Work to do :: Copy out each line that includes the word "Candidate".

Dataset listings of figures
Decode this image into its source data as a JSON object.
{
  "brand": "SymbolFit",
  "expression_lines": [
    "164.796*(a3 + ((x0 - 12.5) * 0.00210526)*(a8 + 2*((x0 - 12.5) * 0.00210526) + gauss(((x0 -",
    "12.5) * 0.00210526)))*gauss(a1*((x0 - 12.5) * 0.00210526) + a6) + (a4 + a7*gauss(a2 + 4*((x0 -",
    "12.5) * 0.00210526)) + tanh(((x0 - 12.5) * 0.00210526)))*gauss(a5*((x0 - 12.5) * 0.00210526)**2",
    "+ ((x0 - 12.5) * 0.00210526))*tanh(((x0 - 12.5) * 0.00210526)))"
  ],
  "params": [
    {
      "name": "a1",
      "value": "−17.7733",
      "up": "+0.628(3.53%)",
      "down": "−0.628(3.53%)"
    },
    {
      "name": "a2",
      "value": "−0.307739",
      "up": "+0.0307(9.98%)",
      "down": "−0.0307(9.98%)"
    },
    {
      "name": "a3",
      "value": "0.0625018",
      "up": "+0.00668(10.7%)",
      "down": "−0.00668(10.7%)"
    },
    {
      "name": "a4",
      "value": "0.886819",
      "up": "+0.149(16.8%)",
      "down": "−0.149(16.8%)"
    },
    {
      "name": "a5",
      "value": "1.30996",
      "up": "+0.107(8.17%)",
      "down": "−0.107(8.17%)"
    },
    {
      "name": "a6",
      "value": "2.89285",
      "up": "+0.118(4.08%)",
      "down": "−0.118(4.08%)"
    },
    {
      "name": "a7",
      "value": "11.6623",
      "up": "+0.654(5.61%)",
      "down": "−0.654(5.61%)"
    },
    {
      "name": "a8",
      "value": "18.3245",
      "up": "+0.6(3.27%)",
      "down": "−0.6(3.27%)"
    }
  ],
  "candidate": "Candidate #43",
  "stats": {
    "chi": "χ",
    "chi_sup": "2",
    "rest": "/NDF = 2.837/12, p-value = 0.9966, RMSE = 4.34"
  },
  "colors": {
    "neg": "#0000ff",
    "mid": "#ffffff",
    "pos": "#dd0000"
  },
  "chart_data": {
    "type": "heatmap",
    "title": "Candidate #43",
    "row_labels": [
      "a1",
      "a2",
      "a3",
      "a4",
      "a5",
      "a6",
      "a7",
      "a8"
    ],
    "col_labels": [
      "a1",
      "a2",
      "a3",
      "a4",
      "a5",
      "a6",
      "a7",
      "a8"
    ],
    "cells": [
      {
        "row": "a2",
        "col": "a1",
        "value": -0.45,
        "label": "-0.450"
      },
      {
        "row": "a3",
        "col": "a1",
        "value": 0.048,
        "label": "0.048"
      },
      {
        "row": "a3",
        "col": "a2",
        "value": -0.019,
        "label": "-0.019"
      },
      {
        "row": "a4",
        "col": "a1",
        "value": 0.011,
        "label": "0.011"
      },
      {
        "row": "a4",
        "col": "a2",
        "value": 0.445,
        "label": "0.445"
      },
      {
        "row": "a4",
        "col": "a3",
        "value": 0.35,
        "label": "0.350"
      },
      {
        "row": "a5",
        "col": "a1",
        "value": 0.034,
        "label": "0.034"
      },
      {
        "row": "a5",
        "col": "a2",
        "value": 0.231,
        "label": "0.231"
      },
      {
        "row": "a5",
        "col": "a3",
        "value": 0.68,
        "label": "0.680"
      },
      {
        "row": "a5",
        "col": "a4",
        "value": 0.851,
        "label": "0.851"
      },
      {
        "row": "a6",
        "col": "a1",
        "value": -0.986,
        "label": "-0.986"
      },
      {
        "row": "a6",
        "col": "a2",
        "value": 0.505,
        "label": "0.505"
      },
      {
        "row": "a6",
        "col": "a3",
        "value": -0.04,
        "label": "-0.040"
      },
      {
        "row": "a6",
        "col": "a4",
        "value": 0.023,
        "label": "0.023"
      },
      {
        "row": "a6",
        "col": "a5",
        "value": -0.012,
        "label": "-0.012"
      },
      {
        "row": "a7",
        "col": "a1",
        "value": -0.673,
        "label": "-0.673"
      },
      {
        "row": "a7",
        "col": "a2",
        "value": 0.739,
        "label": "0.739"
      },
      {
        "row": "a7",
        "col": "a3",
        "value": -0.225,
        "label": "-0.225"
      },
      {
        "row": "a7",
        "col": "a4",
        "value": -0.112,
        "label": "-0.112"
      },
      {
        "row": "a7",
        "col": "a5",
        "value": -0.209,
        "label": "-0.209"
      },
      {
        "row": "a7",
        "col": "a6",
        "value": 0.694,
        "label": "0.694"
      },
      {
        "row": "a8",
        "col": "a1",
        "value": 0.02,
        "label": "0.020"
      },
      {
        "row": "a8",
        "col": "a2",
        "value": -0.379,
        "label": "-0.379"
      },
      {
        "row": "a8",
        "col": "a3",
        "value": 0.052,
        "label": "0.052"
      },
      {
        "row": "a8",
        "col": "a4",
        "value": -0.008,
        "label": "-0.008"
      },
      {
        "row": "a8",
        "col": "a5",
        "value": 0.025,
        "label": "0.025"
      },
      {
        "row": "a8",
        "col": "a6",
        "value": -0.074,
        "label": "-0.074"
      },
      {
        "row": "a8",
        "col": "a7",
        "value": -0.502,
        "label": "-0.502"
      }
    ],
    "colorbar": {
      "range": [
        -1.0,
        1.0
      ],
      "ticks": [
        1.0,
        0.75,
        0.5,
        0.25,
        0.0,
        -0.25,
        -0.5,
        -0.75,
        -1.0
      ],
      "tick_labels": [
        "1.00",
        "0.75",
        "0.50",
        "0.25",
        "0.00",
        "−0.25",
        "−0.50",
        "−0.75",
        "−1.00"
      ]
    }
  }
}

Written response ::
  "candidate": "Candidate #43",
    "title": "Candidate #43",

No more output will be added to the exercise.